Required task:
Copy verbatim the lines of the material below, starting with the line that contains "file-grid: Road Show.avi" and continuing through the line that contains "action-sheet: Upload file". Include both of those lines and nothing else.

Input records:
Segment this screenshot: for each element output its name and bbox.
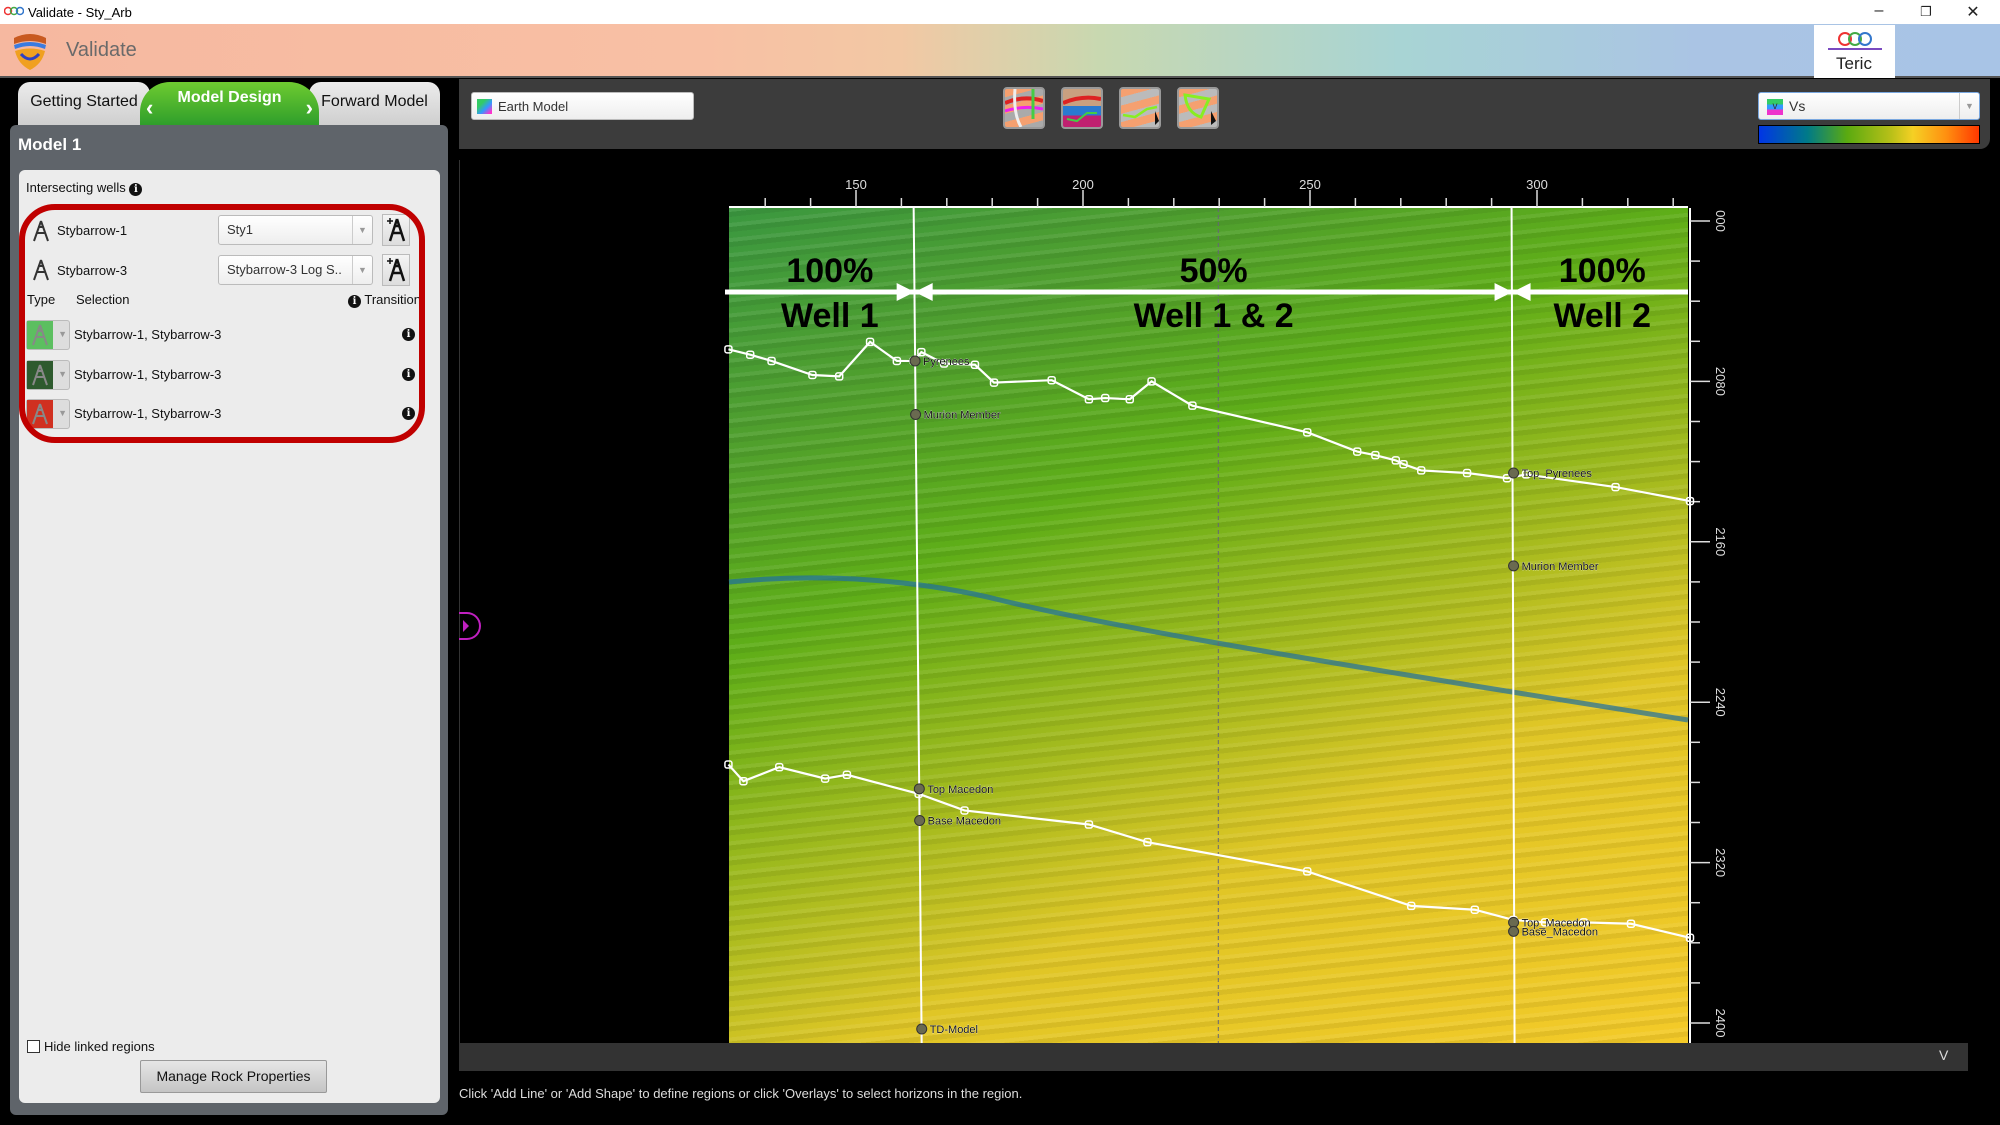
well-marker bbox=[914, 814, 926, 826]
arrow-head-icon bbox=[1512, 283, 1531, 301]
well-marker bbox=[1508, 467, 1520, 479]
y-tick-label: 2240 bbox=[1713, 688, 1728, 717]
well-marker-label: Murion Member bbox=[1522, 561, 1599, 573]
well-marker-label: Murion Member bbox=[924, 409, 1001, 421]
arrow-head-icon bbox=[896, 283, 915, 301]
well-track-1 bbox=[912, 207, 923, 1044]
well-marker-label: Base Macedon bbox=[928, 815, 1001, 827]
well-marker bbox=[1508, 560, 1520, 572]
well-marker-label: Base_Macedon bbox=[1522, 926, 1598, 938]
well-marker bbox=[909, 355, 921, 367]
well-marker bbox=[1508, 916, 1520, 928]
annotation-label: Well 1 & 2 bbox=[1134, 297, 1294, 335]
y-tick-label: 2320 bbox=[1713, 848, 1728, 877]
well-marker bbox=[910, 408, 922, 420]
x-tick-label: 200 bbox=[1072, 177, 1094, 192]
y-tick-label: 000 bbox=[1713, 210, 1728, 232]
y-tick-label: 2400 bbox=[1713, 1009, 1728, 1038]
chevron-down-icon[interactable]: V bbox=[1939, 1047, 1948, 1063]
horizon-line bbox=[727, 763, 1691, 939]
status-text: Click 'Add Line' or 'Add Shape' to defin… bbox=[459, 1086, 1023, 1101]
blue-seismic-band bbox=[728, 575, 1689, 723]
well-marker-label: Top Macedon bbox=[927, 784, 993, 796]
well-marker bbox=[916, 1023, 928, 1035]
annotation-percent: 100% bbox=[1559, 252, 1646, 290]
well-marker bbox=[1508, 925, 1520, 937]
annotation-percent: 100% bbox=[786, 252, 873, 290]
x-tick-label: 300 bbox=[1526, 177, 1548, 192]
annotation-label: Well 2 bbox=[1553, 297, 1651, 335]
y-tick-label: 2080 bbox=[1713, 367, 1728, 396]
annotation-percent: 50% bbox=[1180, 252, 1248, 290]
well-marker-label: TD-Model bbox=[930, 1024, 978, 1036]
well-marker-label: Top_Pyrenees bbox=[1522, 468, 1593, 480]
section-overlay: 150 200 250 300 000 2080 2160 2240 2320 2400 Pyren… bbox=[724, 177, 1728, 1044]
bottom-bar: V bbox=[459, 1043, 1968, 1071]
y-tick-label: 2160 bbox=[1713, 527, 1728, 556]
x-tick-label: 250 bbox=[1299, 177, 1321, 192]
arrow-head-icon bbox=[914, 283, 933, 301]
annotation-label: Well 1 bbox=[781, 297, 879, 335]
well-marker bbox=[913, 783, 925, 795]
x-tick-label: 150 bbox=[845, 177, 867, 192]
well-marker-label: Pyrenees bbox=[923, 356, 970, 368]
arrow-head-icon bbox=[1494, 283, 1513, 301]
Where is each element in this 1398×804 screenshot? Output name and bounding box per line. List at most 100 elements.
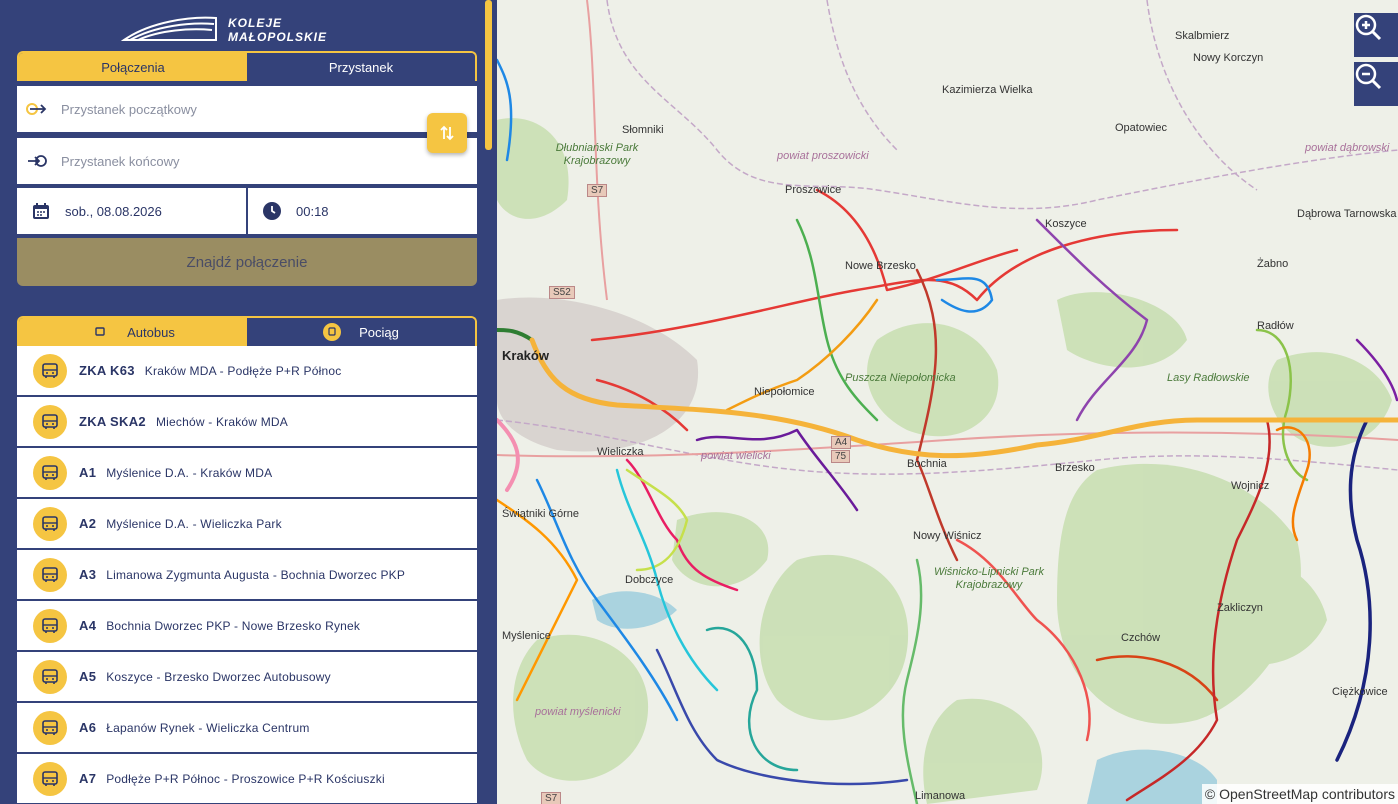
place-label: Proszowice	[785, 184, 842, 196]
road-shield: 75	[831, 450, 851, 463]
route-code: A4	[79, 618, 97, 633]
map-canvas[interactable]	[497, 0, 1398, 804]
bus-icon	[33, 353, 67, 388]
place-label: Żabno	[1257, 258, 1289, 270]
krakow-urban-area	[497, 297, 699, 452]
bus-icon	[33, 557, 67, 592]
tab-connections[interactable]: Połączenia	[19, 53, 247, 81]
sidebar: KOLEJE MAŁOPOLSKIE Połączenia Przystanek…	[0, 0, 497, 804]
place-label: Nowy Wiśnicz	[913, 530, 982, 542]
route-code: ZKA K63	[79, 363, 135, 378]
end-arrow-icon	[17, 153, 57, 169]
tab-bus[interactable]: Autobus	[19, 318, 247, 346]
zoom-out-icon	[1355, 63, 1382, 90]
map[interactable]: Skalbmierz Nowy Korczyn Kazimierza Wielka S…	[497, 0, 1398, 804]
route-item[interactable]: A3 Limanowa Zygmunta Augusta - Bochnia Dw…	[17, 550, 477, 599]
place-label: Świątniki Górne	[502, 508, 580, 520]
scrollbar-thumb[interactable]	[485, 0, 492, 150]
train-logo-icon	[120, 16, 217, 41]
find-connection-button[interactable]: Znajdź połączenie	[17, 238, 477, 286]
tab-bus-label: Autobus	[127, 324, 175, 340]
route-item[interactable]: A2 Myślenice D.A. - Wieliczka Park	[17, 499, 477, 548]
brand-line2: MAŁOPOLSKIE	[228, 30, 328, 44]
route-code: A2	[79, 516, 97, 531]
from-stop-input[interactable]: Przystanek początkowy	[61, 102, 197, 117]
route-item[interactable]: A4 Bochnia Dworzec PKP - Nowe Brzesko Ryn…	[17, 601, 477, 650]
route-item[interactable]: ZKA SKA2 Miechów - Kraków MDA	[17, 397, 477, 446]
route-name: Myślenice D.A. - Wieliczka Park	[106, 516, 282, 531]
place-label: Wiśnicko-Lipnicki Park Krajobrazowy	[934, 566, 1044, 591]
bus-icon	[33, 659, 67, 694]
route-code: ZKA SKA2	[79, 414, 146, 429]
place-label: Dłubniański Park Krajobrazowy	[555, 142, 639, 167]
to-stop-field[interactable]: Przystanek końcowy	[17, 138, 477, 184]
road-shield: S7	[541, 792, 562, 804]
search-tabs: Połączenia Przystanek	[17, 51, 477, 81]
bus-icon	[33, 608, 67, 643]
czchow-lake	[1087, 749, 1217, 804]
route-code: A5	[79, 669, 97, 684]
time-picker[interactable]: 00:18	[248, 188, 477, 234]
route-name: Miechów - Kraków MDA	[155, 414, 288, 429]
place-label: Nowy Korczyn	[1193, 52, 1264, 64]
place-label: Bochnia	[907, 458, 947, 470]
route-list: ZKA K63 Kraków MDA - Podłęże P+R Północ ZK…	[17, 346, 477, 804]
place-label: Wojnicz	[1231, 480, 1270, 492]
bus-icon	[91, 323, 109, 341]
zoom-out-button[interactable]	[1354, 62, 1398, 106]
road-shield: S7	[587, 184, 608, 197]
route-item[interactable]: A6 Łapanów Rynek - Wieliczka Centrum	[17, 703, 477, 752]
brand-line1: KOLEJE	[228, 16, 283, 30]
zoom-in-button[interactable]	[1354, 13, 1398, 57]
bus-icon	[33, 710, 67, 745]
brand-logo[interactable]: KOLEJE MAŁOPOLSKIE	[120, 12, 340, 48]
place-label: Limanowa	[915, 790, 966, 802]
clock-icon	[248, 201, 296, 221]
place-label: powiat myślenicki	[535, 706, 621, 718]
train-icon	[323, 323, 342, 341]
from-stop-field[interactable]: Przystanek początkowy	[17, 86, 477, 132]
place-label: powiat wielicki	[701, 450, 771, 462]
bus-icon	[33, 761, 67, 796]
date-picker[interactable]: sob., 08.08.2026	[17, 188, 246, 234]
route-name: Łapanów Rynek - Wieliczka Centrum	[106, 720, 310, 735]
route-name: Bochnia Dworzec PKP - Nowe Brzesko Rynek	[106, 618, 361, 633]
place-label: Kraków	[502, 348, 549, 363]
calendar-icon	[17, 201, 65, 221]
route-item[interactable]: A5 Koszyce - Brzesko Dworzec Autobusowy	[17, 652, 477, 701]
map-attribution[interactable]: © OpenStreetMap contributors	[1201, 784, 1398, 804]
place-label: Skalbmierz	[1175, 30, 1230, 42]
place-label: powiat proszowicki	[777, 150, 869, 162]
route-name: Kraków MDA - Podłęże P+R Północ	[144, 363, 342, 378]
tab-stop[interactable]: Przystanek	[247, 53, 475, 81]
place-label: Niepołomice	[754, 386, 815, 398]
route-name: Limanowa Zygmunta Augusta - Bochnia Dwor…	[106, 567, 406, 582]
bus-icon	[33, 455, 67, 490]
place-label: Wieliczka	[597, 446, 644, 458]
route-name: Podłęże P+R Północ - Proszowice P+R Kośc…	[106, 771, 385, 786]
place-label: Słomniki	[622, 124, 664, 136]
place-label: Puszcza Niepołomicka	[845, 372, 956, 384]
route-code: A6	[79, 720, 97, 735]
place-label: powiat dąbrowski	[1305, 142, 1390, 154]
tab-train[interactable]: Pociąg	[247, 318, 475, 346]
to-stop-input[interactable]: Przystanek końcowy	[61, 154, 180, 169]
place-label: Myślenice	[502, 630, 551, 642]
swap-stops-button[interactable]	[427, 113, 467, 153]
route-code: A3	[79, 567, 97, 582]
place-label: Radłów	[1257, 320, 1294, 332]
place-label: Ciężkowice	[1332, 686, 1388, 698]
route-name: Koszyce - Brzesko Dworzec Autobusowy	[106, 669, 331, 684]
place-label: Czchów	[1121, 632, 1161, 644]
date-value: sob., 08.08.2026	[65, 203, 162, 219]
road-shield: A4	[831, 436, 852, 449]
bus-icon	[33, 506, 67, 541]
place-label: Dobczyce	[625, 574, 674, 586]
route-item[interactable]: ZKA K63 Kraków MDA - Podłęże P+R Północ	[17, 346, 477, 395]
tab-train-label: Pociąg	[359, 324, 399, 340]
route-item[interactable]: A7 Podłęże P+R Północ - Proszowice P+R Ko…	[17, 754, 477, 803]
route-item[interactable]: A1 Myślenice D.A. - Kraków MDA	[17, 448, 477, 497]
place-label: Brzesko	[1055, 462, 1095, 474]
bus-icon	[33, 404, 67, 439]
place-label: Dąbrowa Tarnowska	[1297, 208, 1397, 220]
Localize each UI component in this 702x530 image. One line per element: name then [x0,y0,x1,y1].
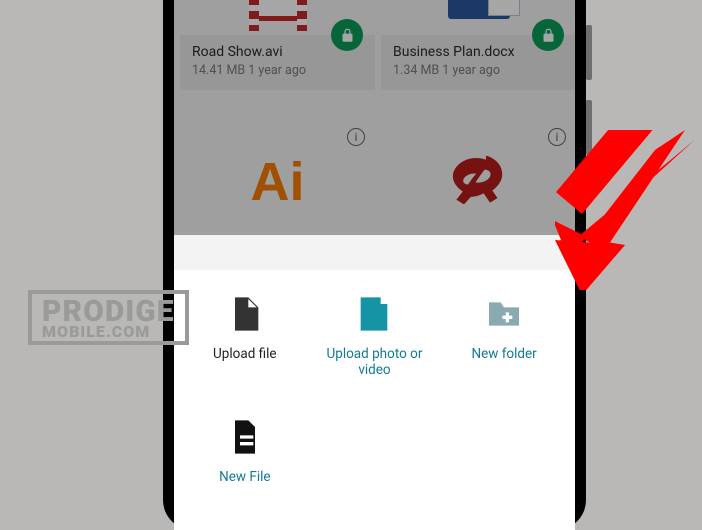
file-grid: Road Show.avi 14.41 MB 1 year ago W Busi… [174,0,575,235]
callout-arrow [555,130,695,294]
option-label: New File [213,469,276,485]
file-icon [223,292,267,336]
option-label: Upload photo or video [310,346,440,378]
folder-plus-icon [482,292,526,336]
action-sheet: Upload file Upload photo or video New fo… [174,270,575,530]
photo-icon [352,292,396,336]
watermark: PRODIGE MOBILE.COM [28,290,189,345]
new-file-option[interactable]: New File [180,407,310,517]
option-label: Upload file [207,346,283,362]
upload-photo-option[interactable]: Upload photo or video [310,284,440,394]
new-folder-option[interactable]: New folder [439,284,569,394]
upload-file-option[interactable]: Upload file [180,284,310,394]
volume-up-button [586,25,592,80]
phone-screen: Road Show.avi 14.41 MB 1 year ago W Busi… [174,0,575,530]
watermark-line1: PRODIGE [42,298,175,325]
new-file-icon [223,415,267,459]
dim-overlay[interactable] [174,0,575,235]
option-label: New folder [465,346,542,362]
phone-frame: Road Show.avi 14.41 MB 1 year ago W Busi… [163,0,586,530]
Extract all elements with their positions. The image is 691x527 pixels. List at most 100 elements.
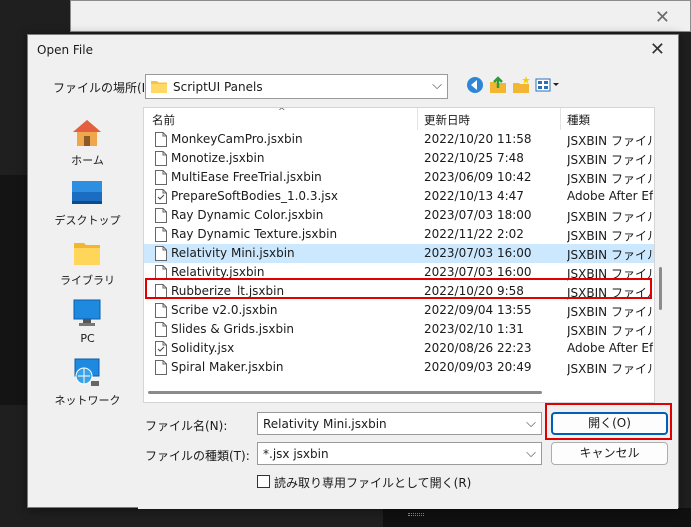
file-icon [155,227,167,242]
table-row[interactable]: Spiral Maker.jsxbin 2020/09/03 20:49 JSXBI… [144,358,654,377]
table-row[interactable]: Slides & Grids.jsxbin 2023/02/10 1:31 JSXB… [144,320,654,339]
view-menu-icon[interactable] [534,74,560,96]
new-folder-icon[interactable] [510,74,532,96]
file-name-cell: PrepareSoftBodies_1.0.3.jsx [171,189,338,203]
file-icon [155,170,167,185]
file-type-cell: JSXBIN ファイル [567,172,653,186]
look-in-combo[interactable]: ScriptUI Panels ⌵ [145,74,448,99]
column-divider[interactable] [560,108,561,130]
column-divider[interactable] [417,108,418,130]
file-type-cell: JSXBIN ファイル [567,210,653,224]
file-icon [155,132,167,147]
horizontal-scroll-thumb[interactable] [148,391,542,394]
column-header-name[interactable]: 名前 [152,112,175,128]
file-name-cell: Relativity.jsxbin [171,265,265,279]
file-name-cell: Scribe v2.0.jsxbin [171,303,278,317]
cancel-button[interactable]: キャンセル [551,442,668,465]
close-icon[interactable]: ✕ [650,39,665,60]
readonly-label[interactable]: 読み取り専用ファイルとして開く(R) [274,474,471,491]
look-in-value: ScriptUI Panels [173,80,263,94]
background-close-icon[interactable]: ✕ [655,7,670,28]
file-name-cell: Solidity.jsx [171,341,235,355]
table-row[interactable]: MonkeyCamPro.jsxbin 2022/10/20 11:58 JSXBI… [144,130,654,149]
pc-icon [73,299,101,326]
title-bar[interactable]: Open File ✕ [28,35,678,65]
readonly-checkbox[interactable] [257,475,270,488]
place-network[interactable]: ネットワーク [37,353,138,413]
table-row[interactable]: MultiEase FreeTrial.jsxbin 2023/06/09 10:… [144,168,654,187]
place-home[interactable]: ホーム [37,113,138,173]
file-icon [155,303,167,318]
file-icon [155,208,167,223]
place-label: ライブラリ [60,274,115,287]
file-date-cell: 2023/07/03 18:00 [424,208,532,222]
vertical-scrollbar[interactable] [656,107,668,403]
up-folder-icon[interactable] [487,74,509,96]
horizontal-scrollbar[interactable] [143,387,655,399]
file-type-cell: JSXBIN ファイル [567,248,653,262]
file-date-cell: 2020/09/03 20:49 [424,360,532,374]
file-date-cell: 2023/06/09 10:42 [424,170,532,184]
network-icon [74,358,100,386]
file-type-cell: Adobe After Effe [567,189,653,203]
file-name-cell: MultiEase FreeTrial.jsxbin [171,170,322,184]
file-list[interactable]: ^ 名前 更新日時 種類 MonkeyCamPro.jsxbin 2022/10/… [143,107,655,403]
look-in-label: ファイルの場所(I): [53,81,154,95]
chevron-down-icon[interactable]: ⌵ [526,446,536,461]
back-icon[interactable] [464,74,486,96]
dialog-title: Open File [37,43,93,57]
open-button-highlight [545,403,672,440]
filename-value: Relativity Mini.jsxbin [263,417,387,431]
table-row[interactable]: Ray Dynamic Color.jsxbin 2023/07/03 18:00… [144,206,654,225]
filename-label: ファイル名(N): [145,419,228,433]
place-label: PC [80,332,95,345]
places-bar: ホーム デスクトップ ライブラリ PC ネットワーク [37,107,138,407]
file-name-cell: Relativity Mini.jsxbin [171,246,295,260]
column-header-type[interactable]: 種類 [567,112,590,128]
file-date-cell: 2023/07/03 16:00 [424,265,532,279]
place-pc[interactable]: PC [37,293,138,353]
script-file-icon [155,341,167,356]
table-row[interactable]: PrepareSoftBodies_1.0.3.jsx 2022/10/13 4:… [144,187,654,206]
place-label: デスクトップ [54,214,121,227]
file-type-cell: JSXBIN ファイル [567,134,653,148]
chevron-down-icon: ⌵ [432,78,442,93]
place-libraries[interactable]: ライブラリ [37,233,138,293]
file-type-cell: JSXBIN ファイル [567,229,653,243]
list-header: ^ 名前 更新日時 種類 [144,108,654,130]
table-row[interactable]: Relativity Mini.jsxbin 2023/07/03 16:00 JS… [144,244,654,263]
filetype-combo[interactable]: *.jsx jsxbin ⌵ [257,442,542,465]
file-date-cell: 2022/09/04 13:55 [424,303,532,317]
chevron-down-icon[interactable]: ⌵ [526,416,536,431]
home-icon [73,120,101,146]
table-row[interactable]: Solidity.jsx 2020/08/26 22:23 Adobe After … [144,339,654,358]
file-type-cell: JSXBIN ファイル [567,305,653,319]
file-type-cell: JSXBIN ファイル [567,324,653,338]
file-date-cell: 2022/10/20 11:58 [424,132,532,146]
table-row[interactable]: Monotize.jsxbin 2022/10/25 7:48 JSXBIN ファイ… [144,149,654,168]
table-row[interactable]: Scribe v2.0.jsxbin 2022/09/04 13:55 JSXBIN… [144,301,654,320]
file-date-cell: 2022/10/13 4:47 [424,189,524,203]
file-type-cell: Adobe After Effe [567,341,653,355]
background-strip [383,508,691,527]
file-date-cell: 2022/10/25 7:48 [424,151,524,165]
place-label: ホーム [71,154,104,167]
filetype-label: ファイルの種類(T): [145,449,250,463]
vertical-scroll-thumb[interactable] [659,267,662,310]
file-name-cell: Ray Dynamic Texture.jsxbin [171,227,338,241]
file-name-cell: MonkeyCamPro.jsxbin [171,132,303,146]
folder-icon [151,81,167,93]
file-icon [155,246,167,261]
file-name-cell: Slides & Grids.jsxbin [171,322,295,336]
file-icon [155,151,167,166]
file-date-cell: 2023/07/03 16:00 [424,246,532,260]
column-header-date[interactable]: 更新日時 [424,112,470,128]
desktop-icon [72,181,102,204]
table-row[interactable]: Ray Dynamic Texture.jsxbin 2022/11/22 2:0… [144,225,654,244]
file-name-cell: Spiral Maker.jsxbin [171,360,284,374]
file-date-cell: 2023/02/10 1:31 [424,322,524,336]
filename-combo[interactable]: Relativity Mini.jsxbin ⌵ [257,412,542,435]
place-desktop[interactable]: デスクトップ [37,173,138,233]
file-name-cell: Monotize.jsxbin [171,151,265,165]
file-type-cell: JSXBIN ファイル [567,153,653,167]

Solution to this problem:
file-grid: Road Show.avi 14.41 MB 1 year ago W Busi… [174,0,575,235]
callout-arrow [555,130,695,294]
option-label: New File [213,469,276,485]
file-icon [223,292,267,336]
option-label: Upload photo or video [310,346,440,378]
folder-plus-icon [482,292,526,336]
action-sheet: Upload file Upload photo or video New fo… [174,270,575,530]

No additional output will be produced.